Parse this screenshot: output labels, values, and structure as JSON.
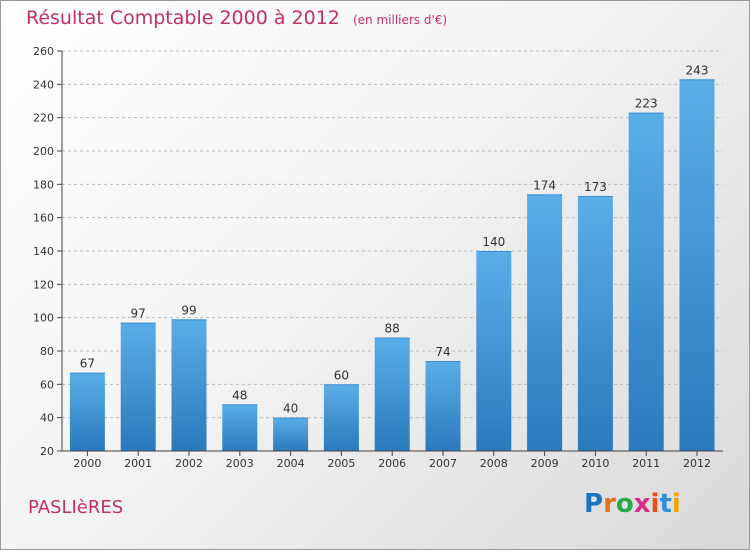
{
  "header": {
    "title": "Résultat Comptable 2000 à 2012",
    "subtitle": "(en milliers d'€)"
  },
  "footer": {
    "commune": "PASLIèRES",
    "brand": "Proxiti",
    "brand_colors": [
      "#1e73be",
      "#e2731e",
      "#2aa84a",
      "#d92d8a",
      "#e84e1b",
      "#2f8fd8",
      "#f0a400"
    ]
  },
  "colors": {
    "title": "#c0306a",
    "bar_top": "#5aaee8",
    "bar_bottom": "#2a79bd",
    "axis": "#444444",
    "grid": "#bbbbbb"
  },
  "chart_data": {
    "type": "bar",
    "title": "Résultat Comptable 2000 à 2012",
    "subtitle": "(en milliers d'€)",
    "categories": [
      "2000",
      "2001",
      "2002",
      "2003",
      "2004",
      "2005",
      "2006",
      "2007",
      "2008",
      "2009",
      "2010",
      "2011",
      "2012"
    ],
    "values": [
      67,
      97,
      99,
      48,
      40,
      60,
      88,
      74,
      140,
      174,
      173,
      223,
      243
    ],
    "ylim": [
      20,
      260
    ],
    "yticks": [
      20,
      40,
      60,
      80,
      100,
      120,
      140,
      160,
      180,
      200,
      220,
      240,
      260
    ],
    "grid": true,
    "data_labels": true
  }
}
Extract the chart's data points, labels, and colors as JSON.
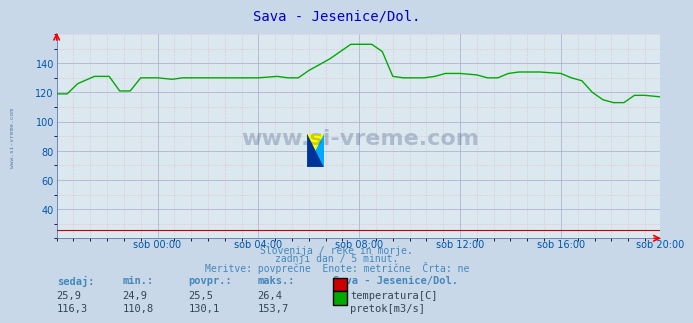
{
  "title": "Sava - Jesenice/Dol.",
  "title_color": "#0000cc",
  "bg_color": "#c8d8e8",
  "plot_bg_color": "#dce8f0",
  "xlabel_color": "#0055aa",
  "text_color": "#4488bb",
  "temp_color": "#cc0000",
  "flow_color": "#00aa00",
  "x_tick_labels": [
    "sob 00:00",
    "sob 04:00",
    "sob 08:00",
    "sob 12:00",
    "sob 16:00",
    "sob 20:00"
  ],
  "x_tick_positions": [
    48,
    96,
    144,
    192,
    240,
    287
  ],
  "ylim": [
    20,
    160
  ],
  "yticks": [
    40,
    60,
    80,
    100,
    120,
    140
  ],
  "footer_lines": [
    "Slovenija / reke in morje.",
    "zadnji dan / 5 minut.",
    "Meritve: povprečne  Enote: metrične  Črta: ne"
  ],
  "table_headers": [
    "sedaj:",
    "min.:",
    "povpr.:",
    "maks.:"
  ],
  "table_row1": [
    "25,9",
    "24,9",
    "25,5",
    "26,4"
  ],
  "table_row2": [
    "116,3",
    "110,8",
    "130,1",
    "153,7"
  ],
  "station_label": "Sava - Jesenice/Dol.",
  "legend_temp": "temperatura[C]",
  "legend_flow": "pretok[m3/s]",
  "n_points": 288,
  "watermark": "www.si-vreme.com",
  "left_label": "www.si-vreme.com"
}
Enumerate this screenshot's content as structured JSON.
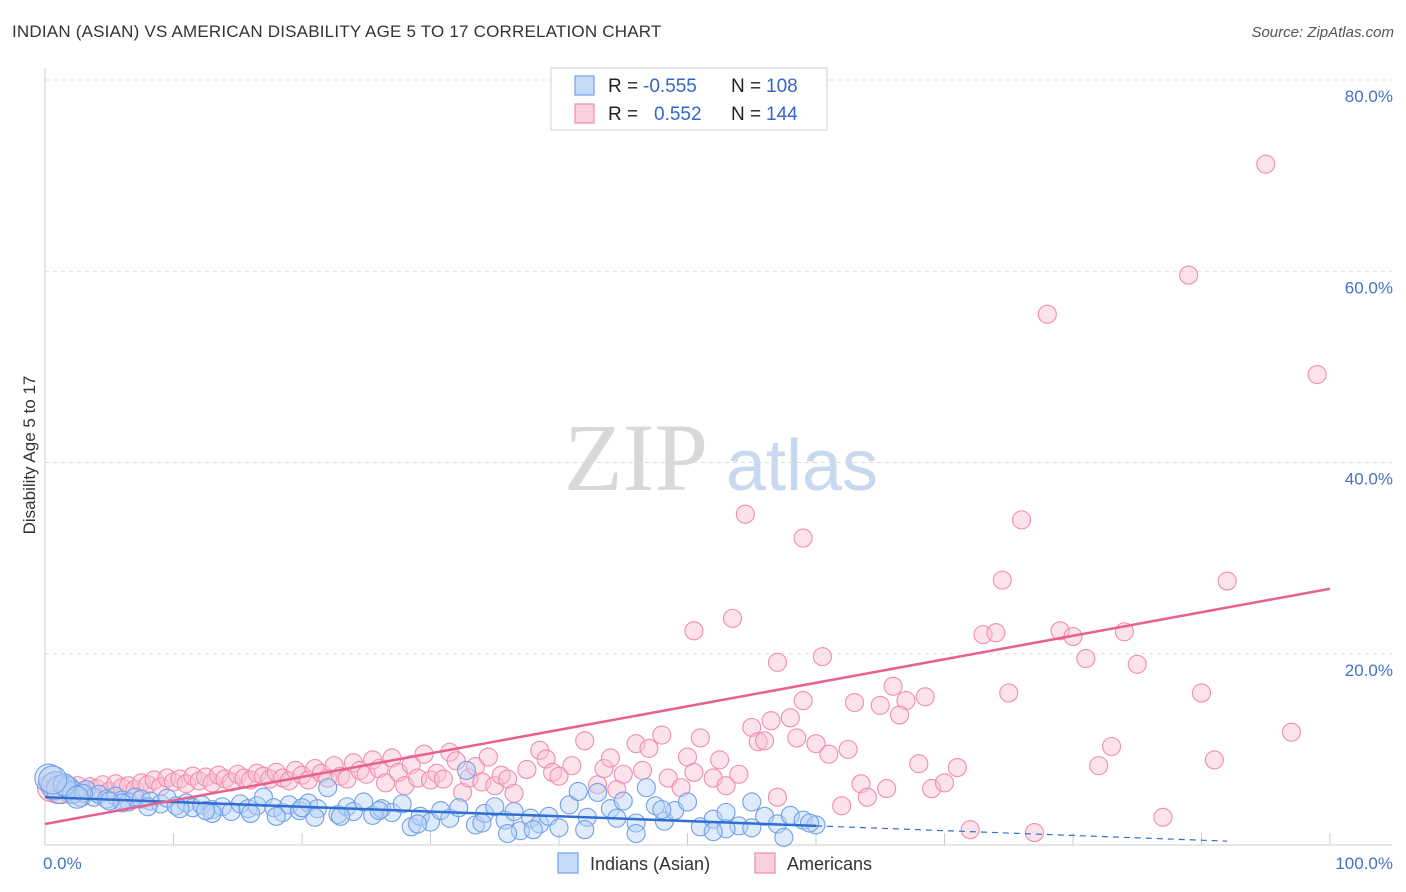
{
  "header": {
    "title": "INDIAN (ASIAN) VS AMERICAN DISABILITY AGE 5 TO 17 CORRELATION CHART",
    "source": "Source: ZipAtlas.com"
  },
  "chart_data": {
    "type": "scatter",
    "title": "INDIAN (ASIAN) VS AMERICAN DISABILITY AGE 5 TO 17 CORRELATION CHART",
    "xlabel": "",
    "ylabel": "Disability Age 5 to 17",
    "xlim": [
      0,
      100
    ],
    "ylim": [
      0,
      80
    ],
    "x_ticks": [
      {
        "value": 0,
        "label": "0.0%"
      },
      {
        "value": 100,
        "label": "100.0%"
      }
    ],
    "y_ticks": [
      {
        "value": 20,
        "label": "20.0%"
      },
      {
        "value": 40,
        "label": "40.0%"
      },
      {
        "value": 60,
        "label": "60.0%"
      },
      {
        "value": 80,
        "label": "80.0%"
      }
    ],
    "watermark": {
      "zip": "ZIP",
      "atlas": "atlas"
    },
    "legend": {
      "r_label": "R =",
      "n_label": "N =",
      "entries": [
        {
          "name": "Indians (Asian)",
          "r": "-0.555",
          "n": "108",
          "color": "#6fa0e8"
        },
        {
          "name": "Americans",
          "r": "0.552",
          "n": "144",
          "color": "#f08cac"
        }
      ]
    },
    "series": [
      {
        "name": "Indians (Asian)",
        "color": "#6fa0e8",
        "trend": {
          "x0": 0,
          "y0": 5.0,
          "x1": 60,
          "y1": 2.0,
          "dash_to_x": 92,
          "dash_to_y": 0.4
        },
        "points": [
          [
            0.3,
            7.0
          ],
          [
            0.8,
            6.2
          ],
          [
            1.2,
            5.8
          ],
          [
            1.8,
            6.0
          ],
          [
            2.2,
            5.5
          ],
          [
            2.8,
            5.2
          ],
          [
            3.2,
            5.8
          ],
          [
            3.8,
            5.0
          ],
          [
            4.2,
            5.3
          ],
          [
            4.8,
            4.8
          ],
          [
            5.5,
            5.1
          ],
          [
            6.0,
            4.7
          ],
          [
            6.5,
            4.5
          ],
          [
            7.0,
            5.0
          ],
          [
            7.5,
            4.8
          ],
          [
            8.2,
            4.6
          ],
          [
            9.0,
            4.3
          ],
          [
            9.5,
            4.9
          ],
          [
            10.2,
            4.1
          ],
          [
            11.0,
            4.4
          ],
          [
            11.5,
            3.9
          ],
          [
            12.2,
            4.2
          ],
          [
            13.0,
            3.7
          ],
          [
            13.8,
            4.0
          ],
          [
            14.5,
            3.5
          ],
          [
            15.2,
            4.3
          ],
          [
            15.8,
            3.8
          ],
          [
            16.5,
            4.1
          ],
          [
            17.0,
            5.0
          ],
          [
            17.8,
            3.9
          ],
          [
            18.5,
            3.4
          ],
          [
            19.0,
            4.2
          ],
          [
            19.8,
            3.6
          ],
          [
            20.5,
            4.4
          ],
          [
            21.2,
            3.8
          ],
          [
            22.0,
            6.0
          ],
          [
            22.8,
            3.2
          ],
          [
            23.5,
            4.0
          ],
          [
            24.0,
            3.5
          ],
          [
            24.8,
            4.5
          ],
          [
            25.5,
            3.1
          ],
          [
            26.2,
            3.8
          ],
          [
            27.0,
            3.4
          ],
          [
            27.8,
            4.3
          ],
          [
            28.5,
            1.9
          ],
          [
            29.2,
            3.0
          ],
          [
            30.0,
            2.4
          ],
          [
            30.8,
            3.6
          ],
          [
            31.5,
            2.8
          ],
          [
            32.2,
            3.9
          ],
          [
            32.8,
            7.8
          ],
          [
            33.5,
            2.1
          ],
          [
            34.2,
            3.3
          ],
          [
            35.0,
            4.0
          ],
          [
            35.8,
            2.6
          ],
          [
            36.5,
            3.5
          ],
          [
            37.0,
            1.5
          ],
          [
            37.8,
            2.8
          ],
          [
            38.5,
            2.2
          ],
          [
            39.2,
            3.0
          ],
          [
            40.0,
            1.8
          ],
          [
            40.8,
            4.2
          ],
          [
            41.5,
            5.6
          ],
          [
            42.2,
            2.9
          ],
          [
            43.0,
            5.5
          ],
          [
            44.0,
            3.8
          ],
          [
            45.0,
            4.6
          ],
          [
            46.0,
            2.3
          ],
          [
            46.8,
            6.0
          ],
          [
            47.5,
            4.1
          ],
          [
            48.2,
            2.5
          ],
          [
            49.0,
            3.6
          ],
          [
            50.0,
            4.5
          ],
          [
            51.0,
            1.9
          ],
          [
            52.0,
            2.7
          ],
          [
            53.0,
            3.4
          ],
          [
            54.0,
            2.0
          ],
          [
            55.0,
            4.5
          ],
          [
            56.0,
            3.0
          ],
          [
            57.0,
            2.2
          ],
          [
            58.0,
            3.1
          ],
          [
            59.0,
            2.6
          ],
          [
            60.0,
            2.1
          ],
          [
            53.0,
            1.7
          ],
          [
            46.0,
            1.2
          ],
          [
            38.0,
            1.6
          ],
          [
            29.0,
            2.2
          ],
          [
            21.0,
            2.9
          ],
          [
            13.0,
            3.3
          ],
          [
            6.0,
            4.4
          ],
          [
            3.0,
            5.4
          ],
          [
            1.5,
            6.3
          ],
          [
            0.6,
            6.8
          ],
          [
            2.5,
            5.0
          ],
          [
            5.0,
            4.6
          ],
          [
            8.0,
            4.0
          ],
          [
            10.5,
            3.8
          ],
          [
            12.5,
            3.6
          ],
          [
            16.0,
            3.3
          ],
          [
            18.0,
            3.0
          ],
          [
            20.0,
            3.9
          ],
          [
            23.0,
            3.0
          ],
          [
            26.0,
            3.6
          ],
          [
            34.0,
            2.3
          ],
          [
            36.0,
            1.2
          ],
          [
            42.0,
            1.6
          ],
          [
            44.5,
            2.8
          ],
          [
            48.0,
            3.7
          ],
          [
            52.0,
            1.4
          ],
          [
            55.0,
            1.8
          ],
          [
            57.5,
            0.8
          ],
          [
            59.5,
            2.3
          ]
        ]
      },
      {
        "name": "Americans",
        "color": "#f08cac",
        "trend": {
          "x0": 0,
          "y0": 2.2,
          "x1": 100,
          "y1": 26.8
        },
        "points": [
          [
            0.5,
            6.0
          ],
          [
            1.0,
            5.8
          ],
          [
            1.5,
            6.2
          ],
          [
            2.0,
            5.5
          ],
          [
            2.5,
            6.0
          ],
          [
            3.0,
            5.7
          ],
          [
            3.5,
            6.1
          ],
          [
            4.0,
            5.9
          ],
          [
            4.5,
            6.3
          ],
          [
            5.0,
            5.6
          ],
          [
            5.5,
            6.4
          ],
          [
            6.0,
            6.0
          ],
          [
            6.5,
            6.2
          ],
          [
            7.0,
            5.8
          ],
          [
            7.5,
            6.5
          ],
          [
            8.0,
            6.3
          ],
          [
            8.5,
            6.8
          ],
          [
            9.0,
            6.1
          ],
          [
            9.5,
            7.0
          ],
          [
            10.0,
            6.6
          ],
          [
            10.5,
            6.9
          ],
          [
            11.0,
            6.4
          ],
          [
            11.5,
            7.2
          ],
          [
            12.0,
            6.7
          ],
          [
            12.5,
            7.1
          ],
          [
            13.0,
            6.5
          ],
          [
            13.5,
            7.3
          ],
          [
            14.0,
            6.9
          ],
          [
            14.5,
            6.6
          ],
          [
            15.0,
            7.4
          ],
          [
            15.5,
            7.0
          ],
          [
            16.0,
            6.8
          ],
          [
            16.5,
            7.5
          ],
          [
            17.0,
            7.2
          ],
          [
            17.5,
            6.9
          ],
          [
            18.0,
            7.6
          ],
          [
            18.5,
            7.0
          ],
          [
            19.0,
            6.7
          ],
          [
            19.5,
            7.8
          ],
          [
            20.0,
            7.3
          ],
          [
            20.5,
            6.8
          ],
          [
            21.0,
            8.0
          ],
          [
            21.5,
            7.5
          ],
          [
            22.0,
            7.0
          ],
          [
            22.5,
            8.3
          ],
          [
            23.0,
            7.2
          ],
          [
            23.5,
            6.9
          ],
          [
            24.0,
            8.6
          ],
          [
            24.5,
            7.8
          ],
          [
            25.0,
            7.4
          ],
          [
            25.5,
            8.9
          ],
          [
            26.0,
            8.0
          ],
          [
            26.5,
            6.5
          ],
          [
            27.0,
            9.1
          ],
          [
            27.5,
            7.6
          ],
          [
            28.0,
            6.2
          ],
          [
            28.5,
            8.4
          ],
          [
            29.0,
            7.0
          ],
          [
            29.5,
            9.5
          ],
          [
            30.0,
            6.8
          ],
          [
            30.5,
            7.5
          ],
          [
            31.0,
            6.9
          ],
          [
            31.5,
            9.7
          ],
          [
            32.0,
            8.8
          ],
          [
            32.5,
            5.5
          ],
          [
            33.0,
            7.0
          ],
          [
            33.5,
            8.2
          ],
          [
            34.0,
            6.6
          ],
          [
            34.5,
            9.2
          ],
          [
            35.0,
            6.2
          ],
          [
            35.5,
            7.3
          ],
          [
            36.0,
            6.9
          ],
          [
            36.5,
            5.4
          ],
          [
            37.5,
            7.9
          ],
          [
            38.5,
            9.9
          ],
          [
            39.0,
            9.0
          ],
          [
            39.5,
            7.6
          ],
          [
            40.0,
            7.2
          ],
          [
            41.0,
            8.3
          ],
          [
            42.0,
            10.9
          ],
          [
            43.0,
            6.3
          ],
          [
            43.5,
            8.0
          ],
          [
            44.0,
            9.1
          ],
          [
            44.5,
            5.8
          ],
          [
            45.0,
            7.4
          ],
          [
            46.0,
            10.6
          ],
          [
            46.5,
            7.8
          ],
          [
            47.0,
            10.1
          ],
          [
            48.0,
            11.5
          ],
          [
            48.5,
            7.0
          ],
          [
            49.5,
            6.0
          ],
          [
            50.0,
            9.2
          ],
          [
            50.5,
            7.6
          ],
          [
            51.0,
            11.2
          ],
          [
            52.0,
            7.0
          ],
          [
            52.5,
            8.9
          ],
          [
            53.0,
            6.2
          ],
          [
            54.0,
            7.4
          ],
          [
            55.0,
            12.3
          ],
          [
            55.5,
            10.8
          ],
          [
            56.0,
            10.9
          ],
          [
            57.0,
            5.0
          ],
          [
            58.0,
            13.3
          ],
          [
            59.0,
            15.1
          ],
          [
            60.0,
            10.6
          ],
          [
            61.0,
            9.5
          ],
          [
            62.0,
            4.1
          ],
          [
            63.0,
            14.9
          ],
          [
            63.5,
            6.4
          ],
          [
            64.0,
            5.0
          ],
          [
            65.0,
            14.6
          ],
          [
            65.5,
            5.9
          ],
          [
            66.0,
            16.6
          ],
          [
            67.0,
            15.1
          ],
          [
            68.0,
            8.5
          ],
          [
            69.0,
            5.9
          ],
          [
            70.0,
            6.5
          ],
          [
            71.0,
            8.1
          ],
          [
            72.0,
            1.6
          ],
          [
            73.0,
            22.0
          ],
          [
            74.0,
            22.2
          ],
          [
            74.5,
            27.7
          ],
          [
            75.0,
            15.9
          ],
          [
            76.0,
            34.0
          ],
          [
            77.0,
            1.3
          ],
          [
            78.0,
            55.5
          ],
          [
            79.0,
            22.4
          ],
          [
            80.0,
            21.8
          ],
          [
            81.0,
            19.5
          ],
          [
            82.0,
            8.3
          ],
          [
            83.0,
            10.3
          ],
          [
            84.0,
            22.3
          ],
          [
            85.0,
            18.9
          ],
          [
            87.0,
            2.9
          ],
          [
            89.0,
            59.6
          ],
          [
            90.0,
            15.9
          ],
          [
            91.0,
            8.9
          ],
          [
            92.0,
            27.6
          ],
          [
            95.0,
            71.2
          ],
          [
            97.0,
            11.8
          ],
          [
            99.0,
            49.2
          ],
          [
            54.5,
            34.6
          ],
          [
            59.0,
            32.1
          ],
          [
            50.5,
            22.4
          ],
          [
            53.5,
            23.7
          ],
          [
            57.0,
            19.1
          ],
          [
            56.5,
            13.0
          ],
          [
            58.5,
            11.2
          ],
          [
            62.5,
            10.0
          ],
          [
            66.5,
            13.6
          ],
          [
            68.5,
            15.5
          ],
          [
            60.5,
            19.7
          ]
        ]
      }
    ]
  }
}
━━━━━━━━
**Your instructions**
Search the data above for lines holding "Jesenice" and copy each of them.

**Full output**
  "title": "Sava - Jesenice/Dol.",
  "station_label": "Sava - Jesenice/Dol.",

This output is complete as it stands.